Tuesday, January 5, 2010

The Bachelor: On a Wing and a Prayer

Well, well, well. Here we are again. I didn’t think I’d be here. And I probably shouldn’t even bother considering I’m a day late. But on Sunday night my wife says, “Are you going to blog about the Bachelor again?” I didn’t even know it was starting. I said no, I probably wouldn’t, but she begged... Okay, maybe not begged, but that’s how I took it.

I had next to no interest in this season because Jake is so dull. So perfectly dull. But what the hell. I play basketball on Monday nights and I can’t sleep right after so I may as well fire up the PVR and settle in for some unintentional comedy.

I probably won’t go on and on as in seasons past. Not sure how I’ll work it. Maybe a few random thoughts per segment (defined here as the show portion between commercials). I can’t spend too much time on this. But knowing me, I will go on and on. I guess we’ll just have to find out.

[RAW DATA]

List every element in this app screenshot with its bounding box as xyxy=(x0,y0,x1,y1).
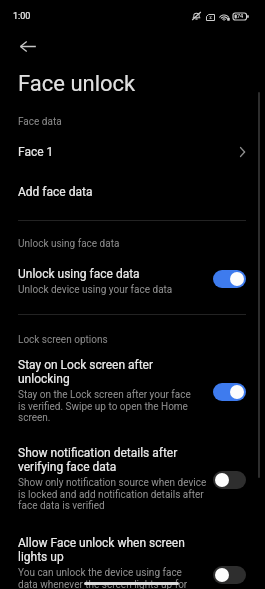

[SHORT EXERCISE 1] Please copy a section of the Bachelor blog post verbatim, beginning at the words "Well, well, well." and stopping after the words "some unintentional comedy.".
[SHORT EXERCISE 2] In the Bachelor blog post, what does the writer do on Monday nights?
[SHORT EXERCISE 3] Summarize the Bachelor blog post in two sentences.
The data is separate material, unrelated to the Bachelor blog post.

[RIGHT ANSWER 1]
Well, well, well. Here we are again. I didn’t think I’d be here. And I probably shouldn’t even bother considering I’m a day late. But on Sunday night my wife says, “Are you going to blog about the Bachelor again?” I didn’t even know it was starting. I said no, I probably wouldn’t, but she begged... Okay, maybe not begged, but that’s how I took it.

I had next to no interest in this season because Jake is so dull. So perfectly dull. But what the hell. I play basketball on Monday nights and I can’t sleep right after so I may as well fire up the PVR and settle in for some unintentional comedy.

[RIGHT ANSWER 2] The writer plays basketball.

[RIGHT ANSWER 3] The writer had next to no interest in this season of The Bachelor because Jake is so dull, but took up blogging about it again after the writer's wife asked. Unable to sleep after Monday-night basketball, the writer plans to watch the recording and offer a few random thoughts per segment, while admitting the posts may still go on and on.